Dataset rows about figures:

________________________

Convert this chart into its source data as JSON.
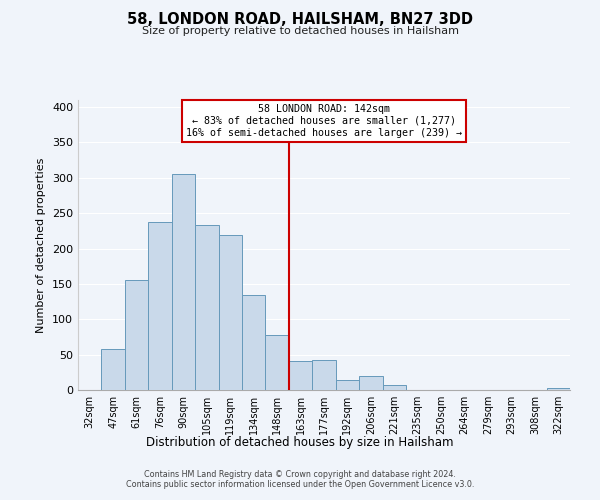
{
  "title": "58, LONDON ROAD, HAILSHAM, BN27 3DD",
  "subtitle": "Size of property relative to detached houses in Hailsham",
  "xlabel": "Distribution of detached houses by size in Hailsham",
  "ylabel": "Number of detached properties",
  "bar_labels": [
    "32sqm",
    "47sqm",
    "61sqm",
    "76sqm",
    "90sqm",
    "105sqm",
    "119sqm",
    "134sqm",
    "148sqm",
    "163sqm",
    "177sqm",
    "192sqm",
    "206sqm",
    "221sqm",
    "235sqm",
    "250sqm",
    "264sqm",
    "279sqm",
    "293sqm",
    "308sqm",
    "322sqm"
  ],
  "bar_heights": [
    0,
    58,
    155,
    238,
    305,
    233,
    219,
    135,
    78,
    41,
    42,
    14,
    20,
    7,
    0,
    0,
    0,
    0,
    0,
    0,
    3
  ],
  "bar_color": "#c9d9ea",
  "bar_edge_color": "#6699bb",
  "vline_x_index": 8,
  "vline_color": "#cc0000",
  "annotation_line1": "58 LONDON ROAD: 142sqm",
  "annotation_line2": "← 83% of detached houses are smaller (1,277)",
  "annotation_line3": "16% of semi-detached houses are larger (239) →",
  "annotation_box_color": "#ffffff",
  "annotation_box_edge": "#cc0000",
  "ylim": [
    0,
    410
  ],
  "yticks": [
    0,
    50,
    100,
    150,
    200,
    250,
    300,
    350,
    400
  ],
  "footer1": "Contains HM Land Registry data © Crown copyright and database right 2024.",
  "footer2": "Contains public sector information licensed under the Open Government Licence v3.0.",
  "background_color": "#f0f4fa",
  "grid_color": "#ffffff"
}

________________________

Retype the listing exactly. Pictures do not belong in the copy.

Convert this chart into its source data as JSON.
{
  "title": "58, LONDON ROAD, HAILSHAM, BN27 3DD",
  "subtitle": "Size of property relative to detached houses in Hailsham",
  "xlabel": "Distribution of detached houses by size in Hailsham",
  "ylabel": "Number of detached properties",
  "bar_labels": [
    "32sqm",
    "47sqm",
    "61sqm",
    "76sqm",
    "90sqm",
    "105sqm",
    "119sqm",
    "134sqm",
    "148sqm",
    "163sqm",
    "177sqm",
    "192sqm",
    "206sqm",
    "221sqm",
    "235sqm",
    "250sqm",
    "264sqm",
    "279sqm",
    "293sqm",
    "308sqm",
    "322sqm"
  ],
  "bar_heights": [
    0,
    58,
    155,
    238,
    305,
    233,
    219,
    135,
    78,
    41,
    42,
    14,
    20,
    7,
    0,
    0,
    0,
    0,
    0,
    0,
    3
  ],
  "bar_color": "#c9d9ea",
  "bar_edge_color": "#6699bb",
  "vline_x_index": 8,
  "vline_color": "#cc0000",
  "annotation_line1": "58 LONDON ROAD: 142sqm",
  "annotation_line2": "← 83% of detached houses are smaller (1,277)",
  "annotation_line3": "16% of semi-detached houses are larger (239) →",
  "annotation_box_color": "#ffffff",
  "annotation_box_edge": "#cc0000",
  "ylim": [
    0,
    410
  ],
  "yticks": [
    0,
    50,
    100,
    150,
    200,
    250,
    300,
    350,
    400
  ],
  "footer1": "Contains HM Land Registry data © Crown copyright and database right 2024.",
  "footer2": "Contains public sector information licensed under the Open Government Licence v3.0.",
  "background_color": "#f0f4fa",
  "grid_color": "#ffffff"
}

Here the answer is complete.